(Extracted data entries)
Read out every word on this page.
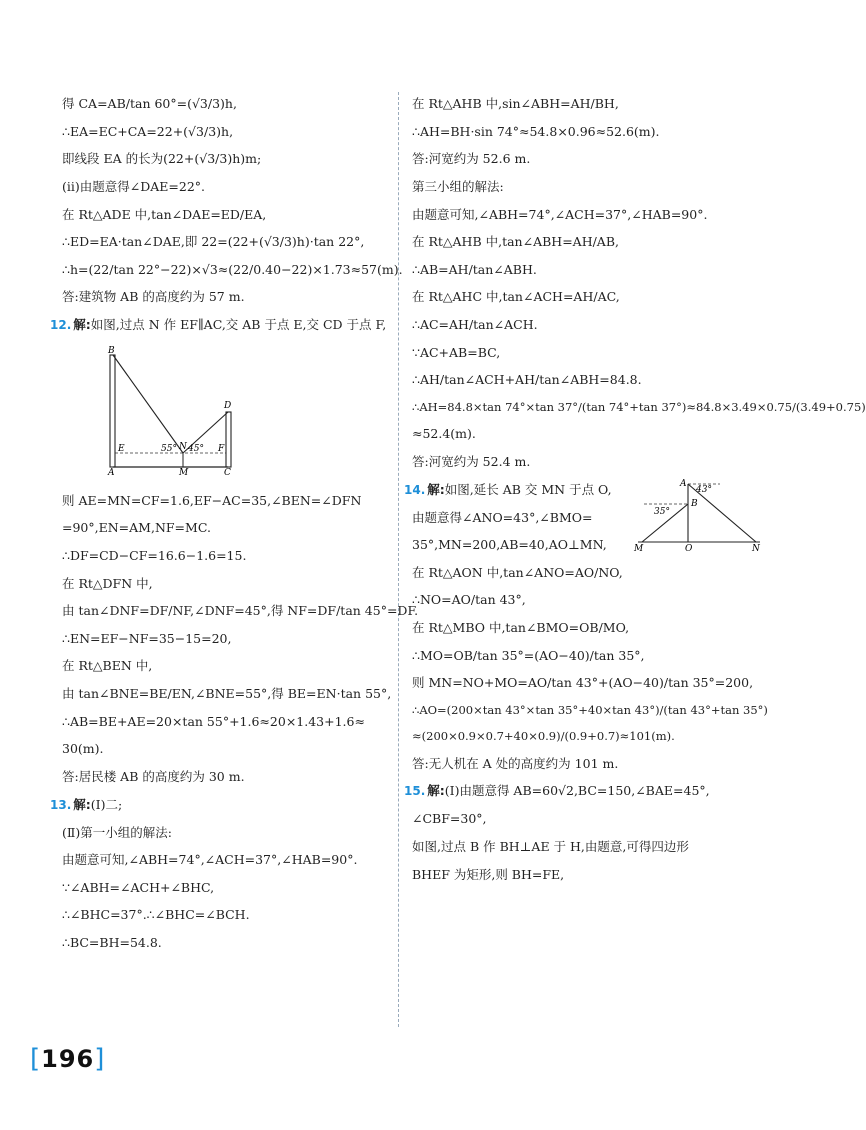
得 CA=AB/tan 60°=(√3/3)h,

∴EA=EC+CA=22+(√3/3)h,

即线段 EA 的长为(22+(√3/3)h)m;

(ⅱ)由题意得∠DAE=22°.

在 Rt△ADE 中,tan∠DAE=ED/EA,

∴ED=EA·tan∠DAE,即 22=(22+(√3/3)h)·tan 22°,

∴h=(22/tan 22°−22)×√3≈(22/0.40−22)×1.73≈57(m).

答:建筑物 AB 的高度约为 57 m.

12. 解:如图,过点 N 作 EF∥AC,交 AB 于点 E,交 CD 于点 F,

B
D
E	F
A	M	C
N
55° 45°

则 AE=MN=CF=1.6,EF−AC=35,∠BEN=∠DFN

=90°,EN=AM,NF=MC.

∴DF=CD−CF=16.6−1.6=15.

在 Rt△DFN 中,

由 tan∠DNF=DF/NF,∠DNF=45°,得 NF=DF/tan 45°=DF.

∴EN=EF−NF=35−15=20,

在 Rt△BEN 中,

由 tan∠BNE=BE/EN,∠BNE=55°,得 BE=EN·tan 55°,

∴AB=BE+AE=20×tan 55°+1.6≈20×1.43+1.6≈

30(m).

答:居民楼 AB 的高度约为 30 m.

13. 解:(Ⅰ)二;

(Ⅱ)第一小组的解法:

由题意可知,∠ABH=74°,∠ACH=37°,∠HAB=90°.

∵∠ABH=∠ACH+∠BHC,

∴∠BHC=37°.∴∠BHC=∠BCH.

∴BC=BH=54.8.

在 Rt△AHB 中,sin∠ABH=AH/BH,

∴AH=BH·sin 74°≈54.8×0.96≈52.6(m).

答:河宽约为 52.6 m.

第三小组的解法:

由题意可知,∠ABH=74°,∠ACH=37°,∠HAB=90°.

在 Rt△AHB 中,tan∠ABH=AH/AB,

∴AB=AH/tan∠ABH.

在 Rt△AHC 中,tan∠ACH=AH/AC,

∴AC=AH/tan∠ACH.

∵AC+AB=BC,

∴AH/tan∠ACH+AH/tan∠ABH=84.8.

∴AH=84.8×tan 74°×tan 37°/(tan 74°+tan 37°)≈84.8×3.49×0.75/(3.49+0.75)

≈52.4(m).

答:河宽约为 52.4 m.

14. 解:如图,延长 AB 交 MN 于点 O,

由题意得∠ANO=43°,∠BMO=

35°,MN=200,AB=40,AO⊥MN,

A
B
M	O	N
43°
35°

在 Rt△AON 中,tan∠ANO=AO/NO,

∴NO=AO/tan 43°,

在 Rt△MBO 中,tan∠BMO=OB/MO,

∴MO=OB/tan 35°=(AO−40)/tan 35°,

则 MN=NO+MO=AO/tan 43°+(AO−40)/tan 35°=200,

∴AO=(200×tan 43°×tan 35°+40×tan 43°)/(tan 43°+tan 35°)

≈(200×0.9×0.7+40×0.9)/(0.9+0.7)≈101(m).

答:无人机在 A 处的高度约为 101 m.

15. 解:(Ⅰ)由题意得 AB=60√2,BC=150,∠BAE=45°,

∠CBF=30°,

如图,过点 B 作 BH⊥AE 于 H,由题意,可得四边形

BHEF 为矩形,则 BH=FE,

[196]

#### TASK DIRECTIONS:
Exclude the pictures, and transcribe all of the material exactly.

#### FULL ANSWER:
Read out every word on this page.
得 CA=AB/tan 60°=(√3/3)h,

∴EA=EC+CA=22+(√3/3)h,

即线段 EA 的长为(22+(√3/3)h)m;

(ⅱ)由题意得∠DAE=22°.

在 Rt△ADE 中,tan∠DAE=ED/EA,

∴ED=EA·tan∠DAE,即 22=(22+(√3/3)h)·tan 22°,

∴h=(22/tan 22°−22)×√3≈(22/0.40−22)×1.73≈57(m).

答:建筑物 AB 的高度约为 57 m.

12. 解:如图,过点 N 作 EF∥AC,交 AB 于点 E,交 CD 于点 F,

B
D
E	F
A	M	C
N
55° 45°

则 AE=MN=CF=1.6,EF−AC=35,∠BEN=∠DFN

=90°,EN=AM,NF=MC.

∴DF=CD−CF=16.6−1.6=15.

在 Rt△DFN 中,

由 tan∠DNF=DF/NF,∠DNF=45°,得 NF=DF/tan 45°=DF.

∴EN=EF−NF=35−15=20,

在 Rt△BEN 中,

由 tan∠BNE=BE/EN,∠BNE=55°,得 BE=EN·tan 55°,

∴AB=BE+AE=20×tan 55°+1.6≈20×1.43+1.6≈

30(m).

答:居民楼 AB 的高度约为 30 m.

13. 解:(Ⅰ)二;

(Ⅱ)第一小组的解法:

由题意可知,∠ABH=74°,∠ACH=37°,∠HAB=90°.

∵∠ABH=∠ACH+∠BHC,

∴∠BHC=37°.∴∠BHC=∠BCH.

∴BC=BH=54.8.

在 Rt△AHB 中,sin∠ABH=AH/BH,

∴AH=BH·sin 74°≈54.8×0.96≈52.6(m).

答:河宽约为 52.6 m.

第三小组的解法:

由题意可知,∠ABH=74°,∠ACH=37°,∠HAB=90°.

在 Rt△AHB 中,tan∠ABH=AH/AB,

∴AB=AH/tan∠ABH.

在 Rt△AHC 中,tan∠ACH=AH/AC,

∴AC=AH/tan∠ACH.

∵AC+AB=BC,

∴AH/tan∠ACH+AH/tan∠ABH=84.8.

∴AH=84.8×tan 74°×tan 37°/(tan 74°+tan 37°)≈84.8×3.49×0.75/(3.49+0.75)

≈52.4(m).

答:河宽约为 52.4 m.

14. 解:如图,延长 AB 交 MN 于点 O,

由题意得∠ANO=43°,∠BMO=

35°,MN=200,AB=40,AO⊥MN,

A
B
M	O	N
43°
35°

在 Rt△AON 中,tan∠ANO=AO/NO,

∴NO=AO/tan 43°,

在 Rt△MBO 中,tan∠BMO=OB/MO,

∴MO=OB/tan 35°=(AO−40)/tan 35°,

则 MN=NO+MO=AO/tan 43°+(AO−40)/tan 35°=200,

∴AO=(200×tan 43°×tan 35°+40×tan 43°)/(tan 43°+tan 35°)

≈(200×0.9×0.7+40×0.9)/(0.9+0.7)≈101(m).

答:无人机在 A 处的高度约为 101 m.

15. 解:(Ⅰ)由题意得 AB=60√2,BC=150,∠BAE=45°,

∠CBF=30°,

如图,过点 B 作 BH⊥AE 于 H,由题意,可得四边形

BHEF 为矩形,则 BH=FE,

[196]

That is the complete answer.